MATERIAL FOR THIS EXERCISE —
--- START ---

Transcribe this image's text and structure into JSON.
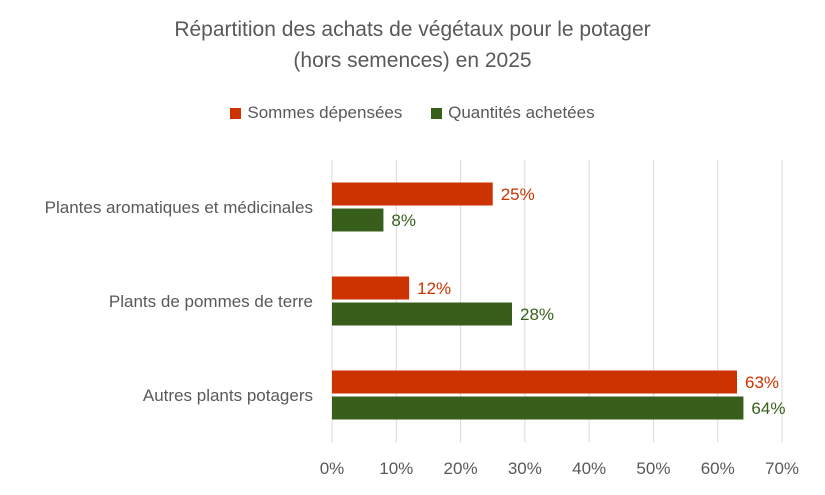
{
  "chart_data": {
    "type": "bar",
    "orientation": "horizontal",
    "title": "Répartition des achats de végétaux pour le potager (hors semences) en 2025",
    "title_lines": [
      "Répartition des achats de végétaux pour le potager",
      "(hors semences) en 2025"
    ],
    "categories": [
      "Plantes aromatiques et médicinales",
      "Plants de pommes de terre",
      "Autres plants potagers"
    ],
    "series": [
      {
        "name": "Sommes dépensées",
        "values": [
          25,
          12,
          63
        ],
        "color": "#CC3300"
      },
      {
        "name": "Quantités achetées",
        "values": [
          8,
          28,
          64
        ],
        "color": "#375F1B"
      }
    ],
    "value_format": "percent",
    "xlim": [
      0,
      70
    ],
    "xticks": [
      "0%",
      "10%",
      "20%",
      "30%",
      "40%",
      "50%",
      "60%",
      "70%"
    ],
    "grid": "vertical",
    "legend_position": "top",
    "data_labels": true
  }
}
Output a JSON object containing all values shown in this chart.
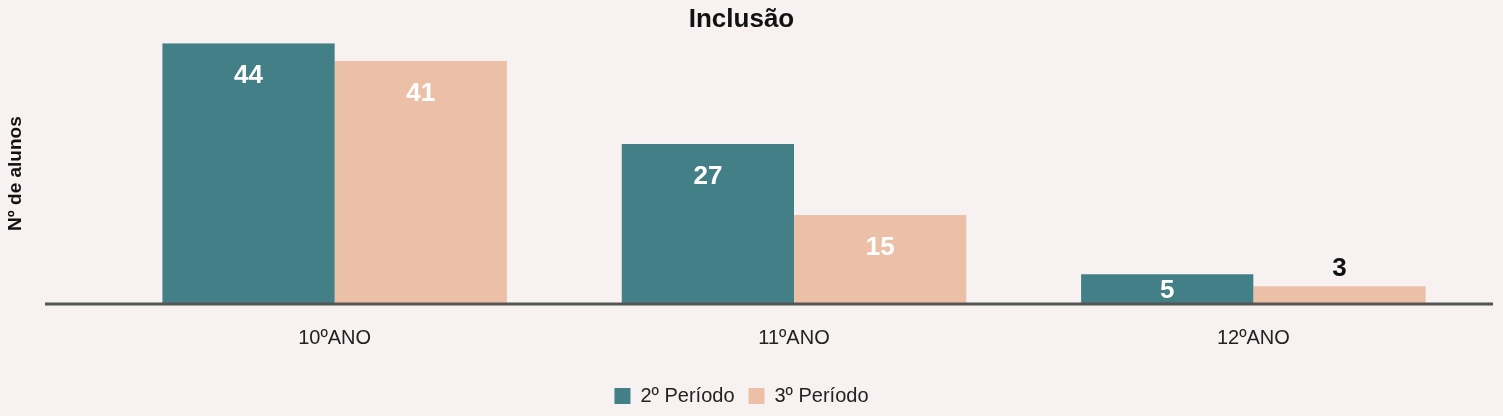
{
  "chart_data": {
    "type": "bar",
    "title": "Inclusão",
    "ylabel": "Nº de alunos",
    "categories": [
      "10ºANO",
      "11ºANO",
      "12ºANO"
    ],
    "series": [
      {
        "name": "2º Período",
        "color": "#437f86",
        "values": [
          44,
          27,
          5
        ]
      },
      {
        "name": "3º Período",
        "color": "#ecc0a6",
        "values": [
          41,
          15,
          3
        ]
      }
    ],
    "data_labels": true,
    "grid": false,
    "legend": "bottom"
  }
}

--- END ---

WORK TO COMPLETE — Search the preceding listing for the word "végétaux" and pull out every line that holds it.

CORRECT RESULT —
    "title": "Répartition des achats de végétaux pour le potager (hors semences) en 2025",
      "Répartition des achats de végétaux pour le potager",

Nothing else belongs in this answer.